- _Task goal_
Return the whole listing, line for line, without the pictures in it.

- _Exercise input_

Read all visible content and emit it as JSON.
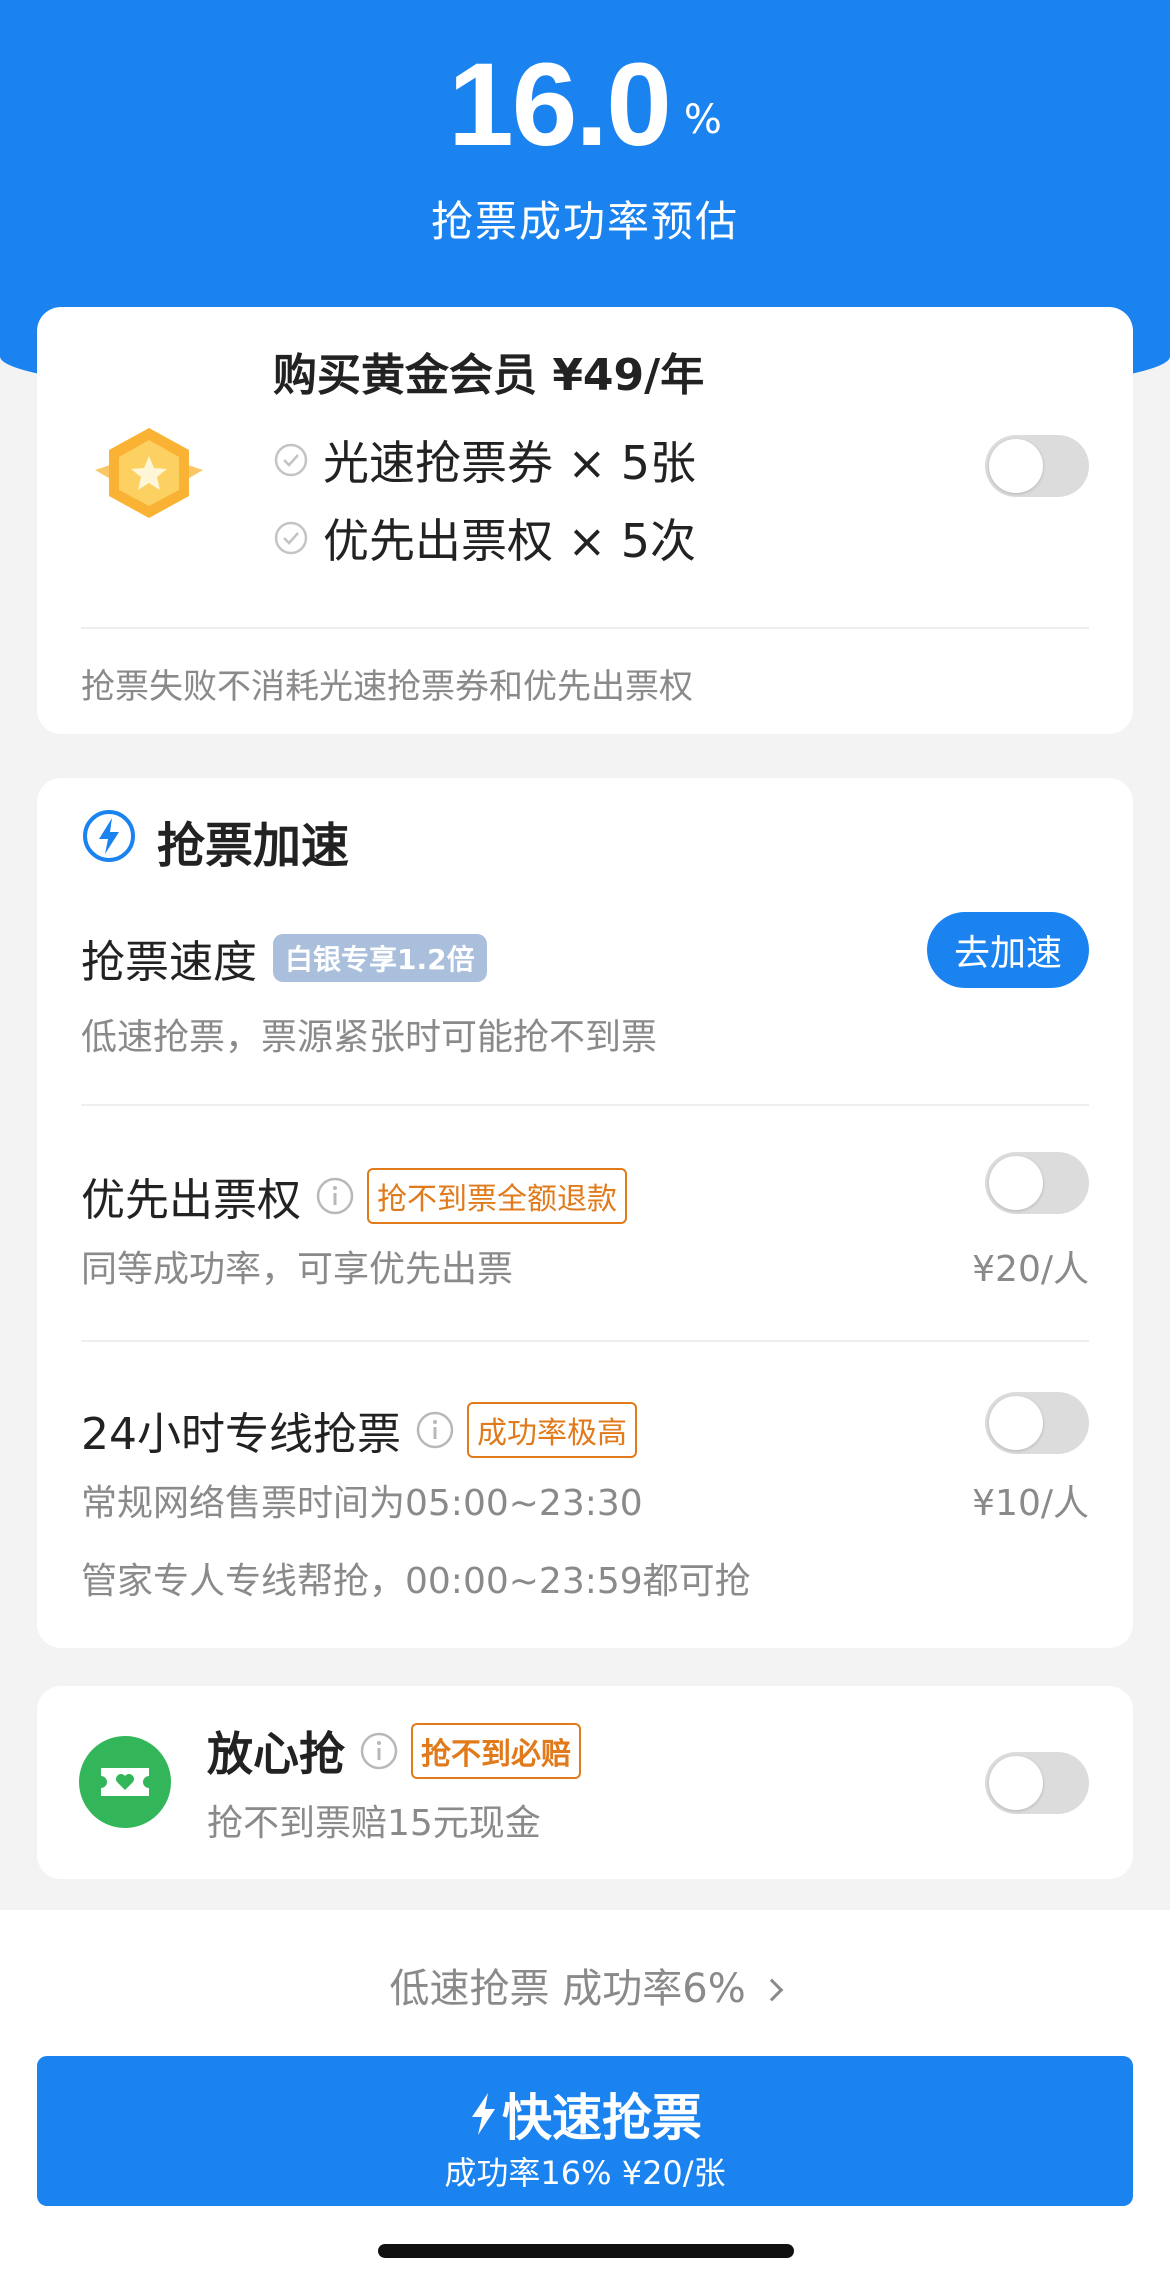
{
  "header": {
    "rate_value": "16.0",
    "rate_unit": "%",
    "rate_label": "抢票成功率预估"
  },
  "member": {
    "title": "购买黄金会员 ¥49/年",
    "benefits": [
      "光速抢票券 × 5张",
      "优先出票权 × 5次"
    ],
    "note": "抢票失败不消耗光速抢票券和优先出票权",
    "toggle_on": false
  },
  "speedup": {
    "section_title": "抢票加速",
    "speed": {
      "title": "抢票速度",
      "badge": "白银专享1.2倍",
      "sub": "低速抢票，票源紧张时可能抢不到票",
      "button": "去加速"
    },
    "priority": {
      "title": "优先出票权",
      "badge": "抢不到票全额退款",
      "sub": "同等成功率，可享优先出票",
      "price": "¥20/人",
      "toggle_on": false
    },
    "hotline": {
      "title": "24小时专线抢票",
      "badge": "成功率极高",
      "sub1": "常规网络售票时间为05:00~23:30",
      "sub2": "管家专人专线帮抢，00:00~23:59都可抢",
      "price": "¥10/人",
      "toggle_on": false
    }
  },
  "safe": {
    "title": "放心抢",
    "badge": "抢不到必赔",
    "sub": "抢不到票赔15元现金",
    "toggle_on": false
  },
  "bottom": {
    "low_link": "低速抢票 成功率6%",
    "cta_main": "快速抢票",
    "cta_sub": "成功率16% ¥20/张"
  },
  "colors": {
    "primary": "#1a83f0",
    "badge_orange": "#e07a1b",
    "badge_silver": "#a9bfdb",
    "safe_green": "#33b65a"
  }
}
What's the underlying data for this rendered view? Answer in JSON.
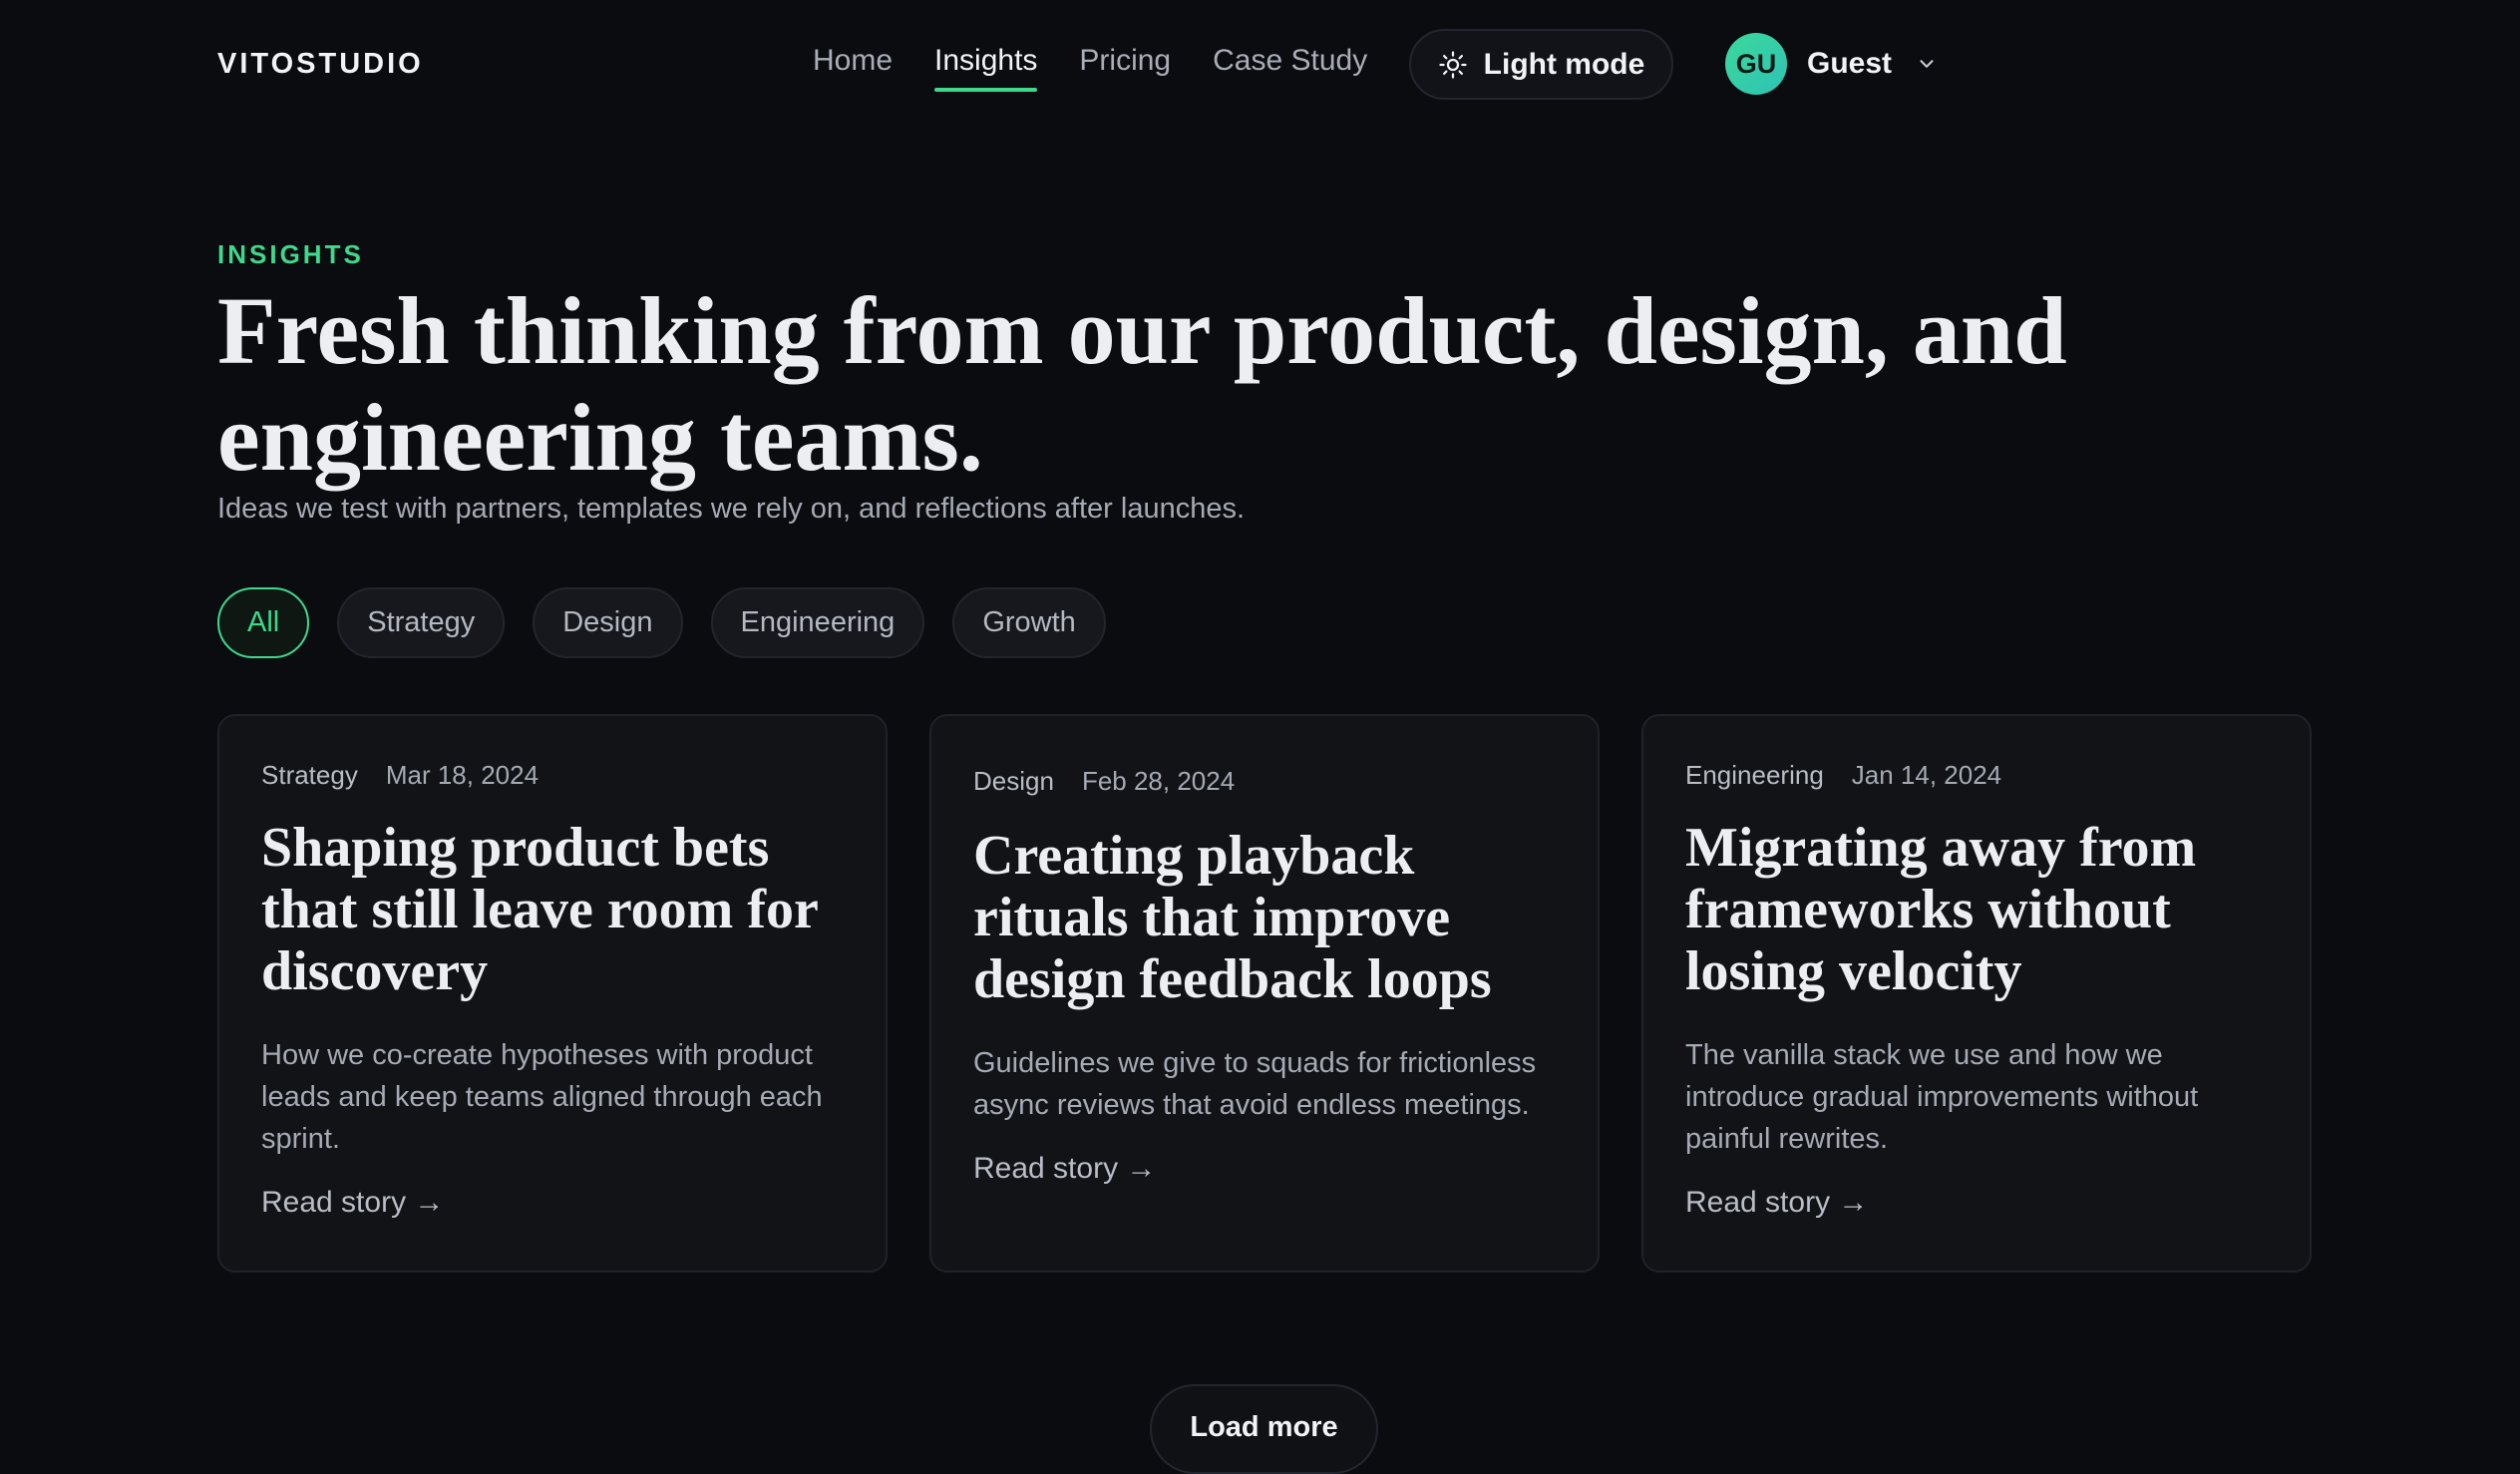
{
  "header": {
    "brand": "VITOSTUDIO",
    "nav": [
      {
        "label": "Home"
      },
      {
        "label": "Insights",
        "active": true
      },
      {
        "label": "Pricing"
      },
      {
        "label": "Case Study"
      }
    ],
    "mode_toggle": {
      "label": "Light mode",
      "icon": "sun-icon"
    },
    "user": {
      "initials": "GU",
      "name": "Guest",
      "icon": "chevron-down-icon"
    }
  },
  "hero": {
    "eyebrow": "INSIGHTS",
    "title": "Fresh thinking from our product, design, and engineering teams.",
    "subtitle": "Ideas we test with partners, templates we rely on, and reflections after launches."
  },
  "filters": [
    {
      "label": "All",
      "active": true
    },
    {
      "label": "Strategy"
    },
    {
      "label": "Design"
    },
    {
      "label": "Engineering"
    },
    {
      "label": "Growth"
    }
  ],
  "cards": [
    {
      "category": "Strategy",
      "date": "Mar 18, 2024",
      "title": "Shaping product bets that still leave room for discovery",
      "excerpt": "How we co-create hypotheses with product leads and keep teams aligned through each sprint.",
      "link": "Read story →"
    },
    {
      "category": "Design",
      "date": "Feb 28, 2024",
      "title": "Creating playback rituals that improve design feedback loops",
      "excerpt": "Guidelines we give to squads for frictionless async reviews that avoid endless meetings.",
      "link": "Read story →"
    },
    {
      "category": "Engineering",
      "date": "Jan 14, 2024",
      "title": "Migrating away from frameworks without losing velocity",
      "excerpt": "The vanilla stack we use and how we introduce gradual improvements without painful rewrites.",
      "link": "Read story →"
    }
  ],
  "load_more": "Load more",
  "colors": {
    "background": "#0b0c10",
    "accent": "#3ed98b",
    "card": "#111317"
  }
}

- _Exercise answer_
Read all visible content and emit it as JSON.
{
  "header": {
    "rate_value": "16.0",
    "rate_unit": "%",
    "rate_label": "抢票成功率预估"
  },
  "member": {
    "title": "购买黄金会员 ¥49/年",
    "benefits": [
      "光速抢票券 × 5张",
      "优先出票权 × 5次"
    ],
    "note": "抢票失败不消耗光速抢票券和优先出票权",
    "toggle_on": false
  },
  "speedup": {
    "section_title": "抢票加速",
    "speed": {
      "title": "抢票速度",
      "badge": "白银专享1.2倍",
      "sub": "低速抢票，票源紧张时可能抢不到票",
      "button": "去加速"
    },
    "priority": {
      "title": "优先出票权",
      "badge": "抢不到票全额退款",
      "sub": "同等成功率，可享优先出票",
      "price": "¥20/人",
      "toggle_on": false
    },
    "hotline": {
      "title": "24小时专线抢票",
      "badge": "成功率极高",
      "sub1": "常规网络售票时间为05:00~23:30",
      "sub2": "管家专人专线帮抢，00:00~23:59都可抢",
      "price": "¥10/人",
      "toggle_on": false
    }
  },
  "safe": {
    "title": "放心抢",
    "badge": "抢不到必赔",
    "sub": "抢不到票赔15元现金",
    "toggle_on": false
  },
  "bottom": {
    "low_link": "低速抢票 成功率6%",
    "cta_main": "快速抢票",
    "cta_sub": "成功率16% ¥20/张"
  },
  "colors": {
    "primary": "#1a83f0",
    "badge_orange": "#e07a1b",
    "badge_silver": "#a9bfdb",
    "safe_green": "#33b65a"
  }
}
What's the underlying data for this rendered view? Answer in JSON.
{
  "header": {
    "brand": "VITOSTUDIO",
    "nav": [
      {
        "label": "Home"
      },
      {
        "label": "Insights",
        "active": true
      },
      {
        "label": "Pricing"
      },
      {
        "label": "Case Study"
      }
    ],
    "mode_toggle": {
      "label": "Light mode",
      "icon": "sun-icon"
    },
    "user": {
      "initials": "GU",
      "name": "Guest",
      "icon": "chevron-down-icon"
    }
  },
  "hero": {
    "eyebrow": "INSIGHTS",
    "title": "Fresh thinking from our product, design, and engineering teams.",
    "subtitle": "Ideas we test with partners, templates we rely on, and reflections after launches."
  },
  "filters": [
    {
      "label": "All",
      "active": true
    },
    {
      "label": "Strategy"
    },
    {
      "label": "Design"
    },
    {
      "label": "Engineering"
    },
    {
      "label": "Growth"
    }
  ],
  "cards": [
    {
      "category": "Strategy",
      "date": "Mar 18, 2024",
      "title": "Shaping product bets that still leave room for discovery",
      "excerpt": "How we co-create hypotheses with product leads and keep teams aligned through each sprint.",
      "link": "Read story →"
    },
    {
      "category": "Design",
      "date": "Feb 28, 2024",
      "title": "Creating playback rituals that improve design feedback loops",
      "excerpt": "Guidelines we give to squads for frictionless async reviews that avoid endless meetings.",
      "link": "Read story →"
    },
    {
      "category": "Engineering",
      "date": "Jan 14, 2024",
      "title": "Migrating away from frameworks without losing velocity",
      "excerpt": "The vanilla stack we use and how we introduce gradual improvements without painful rewrites.",
      "link": "Read story →"
    }
  ],
  "load_more": "Load more",
  "colors": {
    "background": "#0b0c10",
    "accent": "#3ed98b",
    "card": "#111317"
  }
}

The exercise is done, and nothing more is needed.